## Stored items
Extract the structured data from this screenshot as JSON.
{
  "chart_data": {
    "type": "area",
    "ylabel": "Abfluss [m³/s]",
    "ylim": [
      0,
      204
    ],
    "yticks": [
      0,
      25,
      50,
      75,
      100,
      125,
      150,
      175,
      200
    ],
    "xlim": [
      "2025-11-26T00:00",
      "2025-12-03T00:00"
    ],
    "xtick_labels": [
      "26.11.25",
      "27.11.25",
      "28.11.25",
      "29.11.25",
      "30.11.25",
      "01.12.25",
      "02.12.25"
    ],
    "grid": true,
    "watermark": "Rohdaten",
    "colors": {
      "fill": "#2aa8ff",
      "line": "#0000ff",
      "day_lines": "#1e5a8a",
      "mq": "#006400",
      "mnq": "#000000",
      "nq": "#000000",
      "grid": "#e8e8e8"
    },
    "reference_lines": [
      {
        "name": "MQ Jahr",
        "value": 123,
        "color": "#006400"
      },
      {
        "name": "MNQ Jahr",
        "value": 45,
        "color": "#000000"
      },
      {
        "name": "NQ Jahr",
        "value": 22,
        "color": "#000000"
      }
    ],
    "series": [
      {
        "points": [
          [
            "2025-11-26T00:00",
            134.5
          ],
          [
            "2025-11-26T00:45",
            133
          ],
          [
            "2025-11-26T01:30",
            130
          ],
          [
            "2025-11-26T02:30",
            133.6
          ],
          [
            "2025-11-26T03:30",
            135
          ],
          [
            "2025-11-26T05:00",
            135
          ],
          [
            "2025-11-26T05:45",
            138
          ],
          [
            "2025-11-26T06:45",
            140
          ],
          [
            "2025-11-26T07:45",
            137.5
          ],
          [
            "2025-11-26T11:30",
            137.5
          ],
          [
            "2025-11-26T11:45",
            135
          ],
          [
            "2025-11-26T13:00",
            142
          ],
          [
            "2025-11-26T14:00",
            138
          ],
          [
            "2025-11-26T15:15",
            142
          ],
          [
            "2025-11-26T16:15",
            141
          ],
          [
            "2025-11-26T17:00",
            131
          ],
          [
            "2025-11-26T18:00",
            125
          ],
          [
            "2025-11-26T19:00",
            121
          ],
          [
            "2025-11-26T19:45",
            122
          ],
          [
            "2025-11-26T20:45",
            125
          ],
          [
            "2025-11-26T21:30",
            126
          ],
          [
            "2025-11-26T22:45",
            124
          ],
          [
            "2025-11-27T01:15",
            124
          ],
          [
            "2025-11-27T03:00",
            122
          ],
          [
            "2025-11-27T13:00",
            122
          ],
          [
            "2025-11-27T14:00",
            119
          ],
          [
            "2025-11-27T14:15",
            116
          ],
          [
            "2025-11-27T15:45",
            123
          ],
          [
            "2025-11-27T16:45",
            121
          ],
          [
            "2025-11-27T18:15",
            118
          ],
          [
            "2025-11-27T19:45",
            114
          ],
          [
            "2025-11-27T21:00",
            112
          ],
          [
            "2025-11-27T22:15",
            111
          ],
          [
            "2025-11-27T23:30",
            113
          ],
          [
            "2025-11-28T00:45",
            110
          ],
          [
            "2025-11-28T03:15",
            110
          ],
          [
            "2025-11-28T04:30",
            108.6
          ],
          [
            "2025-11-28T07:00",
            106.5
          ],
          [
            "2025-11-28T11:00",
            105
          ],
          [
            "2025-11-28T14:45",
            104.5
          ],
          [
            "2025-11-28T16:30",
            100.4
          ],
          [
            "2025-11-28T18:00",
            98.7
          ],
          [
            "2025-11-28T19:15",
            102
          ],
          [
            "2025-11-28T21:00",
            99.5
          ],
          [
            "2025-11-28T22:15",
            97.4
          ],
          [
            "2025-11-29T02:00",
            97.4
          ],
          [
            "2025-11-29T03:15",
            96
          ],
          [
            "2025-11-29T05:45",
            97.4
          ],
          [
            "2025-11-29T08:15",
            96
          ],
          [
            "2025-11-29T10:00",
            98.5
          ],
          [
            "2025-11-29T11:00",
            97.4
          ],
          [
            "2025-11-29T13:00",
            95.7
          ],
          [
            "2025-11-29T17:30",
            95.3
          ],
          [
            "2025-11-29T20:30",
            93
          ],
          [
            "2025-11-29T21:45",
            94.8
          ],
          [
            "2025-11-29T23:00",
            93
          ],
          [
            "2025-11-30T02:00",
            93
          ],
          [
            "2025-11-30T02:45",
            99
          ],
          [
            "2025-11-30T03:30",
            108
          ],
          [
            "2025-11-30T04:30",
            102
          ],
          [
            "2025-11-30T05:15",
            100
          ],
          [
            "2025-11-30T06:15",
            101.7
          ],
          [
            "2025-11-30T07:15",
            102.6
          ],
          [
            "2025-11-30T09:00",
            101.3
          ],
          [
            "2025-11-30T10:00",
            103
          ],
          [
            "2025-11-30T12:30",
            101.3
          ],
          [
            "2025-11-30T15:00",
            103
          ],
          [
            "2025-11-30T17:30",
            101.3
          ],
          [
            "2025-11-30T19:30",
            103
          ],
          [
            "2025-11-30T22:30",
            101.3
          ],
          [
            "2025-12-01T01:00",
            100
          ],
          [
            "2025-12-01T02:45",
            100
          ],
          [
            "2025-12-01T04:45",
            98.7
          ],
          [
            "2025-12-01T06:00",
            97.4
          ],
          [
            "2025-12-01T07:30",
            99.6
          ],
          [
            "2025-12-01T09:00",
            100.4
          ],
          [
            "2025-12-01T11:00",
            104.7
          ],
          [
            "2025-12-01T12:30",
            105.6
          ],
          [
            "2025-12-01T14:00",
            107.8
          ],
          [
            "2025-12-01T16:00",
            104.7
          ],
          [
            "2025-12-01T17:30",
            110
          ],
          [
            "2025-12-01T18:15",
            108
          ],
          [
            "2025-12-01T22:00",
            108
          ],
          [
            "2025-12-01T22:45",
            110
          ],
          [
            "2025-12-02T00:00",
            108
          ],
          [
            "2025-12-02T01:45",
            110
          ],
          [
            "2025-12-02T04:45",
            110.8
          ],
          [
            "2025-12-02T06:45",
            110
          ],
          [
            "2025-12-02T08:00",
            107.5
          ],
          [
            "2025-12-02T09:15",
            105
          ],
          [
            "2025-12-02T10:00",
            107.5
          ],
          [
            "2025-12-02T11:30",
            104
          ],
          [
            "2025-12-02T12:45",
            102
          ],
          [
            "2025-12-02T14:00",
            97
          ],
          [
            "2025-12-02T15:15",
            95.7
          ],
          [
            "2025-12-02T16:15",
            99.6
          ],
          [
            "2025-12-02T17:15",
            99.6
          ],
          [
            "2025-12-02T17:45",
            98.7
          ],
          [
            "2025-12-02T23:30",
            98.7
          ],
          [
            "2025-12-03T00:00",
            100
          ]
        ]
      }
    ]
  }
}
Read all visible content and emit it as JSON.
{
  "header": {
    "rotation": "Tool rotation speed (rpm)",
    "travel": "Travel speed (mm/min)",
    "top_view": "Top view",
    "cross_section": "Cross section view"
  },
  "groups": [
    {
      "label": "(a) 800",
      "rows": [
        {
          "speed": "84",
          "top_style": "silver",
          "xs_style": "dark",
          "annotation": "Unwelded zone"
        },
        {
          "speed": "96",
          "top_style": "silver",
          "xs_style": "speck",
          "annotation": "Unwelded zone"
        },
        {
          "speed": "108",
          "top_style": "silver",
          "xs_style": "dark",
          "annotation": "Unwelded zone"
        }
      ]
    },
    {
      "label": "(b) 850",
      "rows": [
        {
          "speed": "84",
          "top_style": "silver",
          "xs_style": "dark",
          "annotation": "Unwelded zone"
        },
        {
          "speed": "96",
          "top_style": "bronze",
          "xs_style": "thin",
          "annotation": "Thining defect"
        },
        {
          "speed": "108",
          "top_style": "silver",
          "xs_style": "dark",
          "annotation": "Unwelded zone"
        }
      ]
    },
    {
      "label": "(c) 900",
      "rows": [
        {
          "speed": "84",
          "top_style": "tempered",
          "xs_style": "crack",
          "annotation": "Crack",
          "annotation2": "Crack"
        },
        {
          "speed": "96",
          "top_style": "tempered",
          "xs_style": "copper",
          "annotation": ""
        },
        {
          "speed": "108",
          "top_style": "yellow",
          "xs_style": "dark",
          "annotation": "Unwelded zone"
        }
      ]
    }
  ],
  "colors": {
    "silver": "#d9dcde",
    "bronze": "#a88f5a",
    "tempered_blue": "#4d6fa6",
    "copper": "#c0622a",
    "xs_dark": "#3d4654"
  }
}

## Exercise details
Which lines hold the word "Jahr"? Copy every one of them.

## In response
        "name": "MQ Jahr",
        "name": "MNQ Jahr",
        "name": "NQ Jahr",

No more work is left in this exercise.